»»

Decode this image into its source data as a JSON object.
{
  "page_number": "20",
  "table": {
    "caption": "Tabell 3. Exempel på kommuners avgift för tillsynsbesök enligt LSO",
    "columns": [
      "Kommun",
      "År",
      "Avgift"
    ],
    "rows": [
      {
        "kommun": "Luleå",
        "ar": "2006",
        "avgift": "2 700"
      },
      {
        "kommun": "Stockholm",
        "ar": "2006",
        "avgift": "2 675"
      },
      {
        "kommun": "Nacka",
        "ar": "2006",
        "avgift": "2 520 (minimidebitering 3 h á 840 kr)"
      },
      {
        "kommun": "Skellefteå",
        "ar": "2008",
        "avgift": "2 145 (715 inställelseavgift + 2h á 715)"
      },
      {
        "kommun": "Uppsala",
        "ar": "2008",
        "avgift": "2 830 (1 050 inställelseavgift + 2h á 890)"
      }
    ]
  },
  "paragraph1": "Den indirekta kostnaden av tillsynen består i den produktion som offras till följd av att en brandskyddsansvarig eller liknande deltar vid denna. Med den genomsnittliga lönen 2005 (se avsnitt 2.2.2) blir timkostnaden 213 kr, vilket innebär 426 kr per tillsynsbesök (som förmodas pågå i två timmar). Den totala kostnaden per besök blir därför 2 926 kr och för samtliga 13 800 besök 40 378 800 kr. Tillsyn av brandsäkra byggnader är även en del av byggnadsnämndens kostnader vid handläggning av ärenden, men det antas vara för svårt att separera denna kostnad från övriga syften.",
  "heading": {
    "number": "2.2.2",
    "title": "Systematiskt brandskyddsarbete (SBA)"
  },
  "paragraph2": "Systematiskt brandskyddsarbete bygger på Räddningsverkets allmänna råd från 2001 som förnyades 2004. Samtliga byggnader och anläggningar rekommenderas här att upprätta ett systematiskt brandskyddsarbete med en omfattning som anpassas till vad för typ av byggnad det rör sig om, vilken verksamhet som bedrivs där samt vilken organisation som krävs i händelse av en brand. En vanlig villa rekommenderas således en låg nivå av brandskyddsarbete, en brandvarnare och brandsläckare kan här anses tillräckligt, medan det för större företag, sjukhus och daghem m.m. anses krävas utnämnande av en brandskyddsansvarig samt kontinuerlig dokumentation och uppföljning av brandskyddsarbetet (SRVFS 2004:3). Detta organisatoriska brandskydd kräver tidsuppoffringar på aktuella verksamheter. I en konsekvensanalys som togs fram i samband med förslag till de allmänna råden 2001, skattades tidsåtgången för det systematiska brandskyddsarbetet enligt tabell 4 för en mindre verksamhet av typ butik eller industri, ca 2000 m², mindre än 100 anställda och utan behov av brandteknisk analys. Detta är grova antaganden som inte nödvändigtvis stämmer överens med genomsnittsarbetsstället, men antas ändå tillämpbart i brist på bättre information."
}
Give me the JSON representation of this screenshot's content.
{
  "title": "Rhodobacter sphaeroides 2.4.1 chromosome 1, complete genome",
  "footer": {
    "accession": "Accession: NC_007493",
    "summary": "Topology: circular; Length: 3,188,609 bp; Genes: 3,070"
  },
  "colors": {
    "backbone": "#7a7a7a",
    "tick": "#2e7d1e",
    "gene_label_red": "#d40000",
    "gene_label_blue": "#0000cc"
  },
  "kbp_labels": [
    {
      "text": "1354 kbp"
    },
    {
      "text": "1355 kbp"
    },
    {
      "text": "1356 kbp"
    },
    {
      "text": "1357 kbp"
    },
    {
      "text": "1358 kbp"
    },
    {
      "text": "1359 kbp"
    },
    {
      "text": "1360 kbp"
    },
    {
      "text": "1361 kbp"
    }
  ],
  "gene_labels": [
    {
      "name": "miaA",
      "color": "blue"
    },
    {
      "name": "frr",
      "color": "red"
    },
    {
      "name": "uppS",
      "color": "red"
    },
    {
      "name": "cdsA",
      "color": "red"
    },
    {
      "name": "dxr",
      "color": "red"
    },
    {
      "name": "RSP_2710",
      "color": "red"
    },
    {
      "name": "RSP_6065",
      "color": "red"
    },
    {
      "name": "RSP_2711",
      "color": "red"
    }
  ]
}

««

▸ **Problem details**
The answer is a portion of the data. Write out exactly the line with "Give me the" and all lines after it.

▸ **Response**
Give me the JSON representation of this screenshot's content.
{
  "title": "Rhodobacter sphaeroides 2.4.1 chromosome 1, complete genome",
  "footer": {
    "accession": "Accession: NC_007493",
    "summary": "Topology: circular; Length: 3,188,609 bp; Genes: 3,070"
  },
  "colors": {
    "backbone": "#7a7a7a",
    "tick": "#2e7d1e",
    "gene_label_red": "#d40000",
    "gene_label_blue": "#0000cc"
  },
  "kbp_labels": [
    {
      "text": "1354 kbp"
    },
    {
      "text": "1355 kbp"
    },
    {
      "text": "1356 kbp"
    },
    {
      "text": "1357 kbp"
    },
    {
      "text": "1358 kbp"
    },
    {
      "text": "1359 kbp"
    },
    {
      "text": "1360 kbp"
    },
    {
      "text": "1361 kbp"
    }
  ],
  "gene_labels": [
    {
      "name": "miaA",
      "color": "blue"
    },
    {
      "name": "frr",
      "color": "red"
    },
    {
      "name": "uppS",
      "color": "red"
    },
    {
      "name": "cdsA",
      "color": "red"
    },
    {
      "name": "dxr",
      "color": "red"
    },
    {
      "name": "RSP_2710",
      "color": "red"
    },
    {
      "name": "RSP_6065",
      "color": "red"
    },
    {
      "name": "RSP_2711",
      "color": "red"
    }
  ]
}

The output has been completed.